_Set problem_
In the data that follows, count every line holding the string "well" and give the count alone.

Rows from a dataset:
____

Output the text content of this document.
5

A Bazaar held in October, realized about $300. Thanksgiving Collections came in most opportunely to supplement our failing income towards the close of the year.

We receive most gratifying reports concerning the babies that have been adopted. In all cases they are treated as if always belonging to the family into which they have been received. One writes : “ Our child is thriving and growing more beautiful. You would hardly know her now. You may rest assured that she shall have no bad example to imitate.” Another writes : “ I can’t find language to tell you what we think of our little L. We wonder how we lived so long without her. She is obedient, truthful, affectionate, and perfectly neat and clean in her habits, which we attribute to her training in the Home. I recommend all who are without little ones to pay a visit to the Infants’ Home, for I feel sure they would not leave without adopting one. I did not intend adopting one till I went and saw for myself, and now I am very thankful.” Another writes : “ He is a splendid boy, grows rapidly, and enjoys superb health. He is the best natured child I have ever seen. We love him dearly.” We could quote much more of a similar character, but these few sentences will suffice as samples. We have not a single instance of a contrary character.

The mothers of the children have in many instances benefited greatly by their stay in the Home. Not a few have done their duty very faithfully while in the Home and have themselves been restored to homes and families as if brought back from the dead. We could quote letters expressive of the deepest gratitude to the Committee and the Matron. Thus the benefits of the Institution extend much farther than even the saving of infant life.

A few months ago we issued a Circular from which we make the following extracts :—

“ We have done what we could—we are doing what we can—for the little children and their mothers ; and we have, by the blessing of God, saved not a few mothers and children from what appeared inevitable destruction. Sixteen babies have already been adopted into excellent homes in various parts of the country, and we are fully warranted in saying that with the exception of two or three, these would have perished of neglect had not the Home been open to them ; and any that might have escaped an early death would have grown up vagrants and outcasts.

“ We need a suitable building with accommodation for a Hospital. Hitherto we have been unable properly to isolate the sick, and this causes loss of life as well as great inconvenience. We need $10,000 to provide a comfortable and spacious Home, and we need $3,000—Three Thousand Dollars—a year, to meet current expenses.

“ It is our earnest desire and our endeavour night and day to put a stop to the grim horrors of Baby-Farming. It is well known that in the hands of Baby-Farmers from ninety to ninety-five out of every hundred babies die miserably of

____

_Task response_
2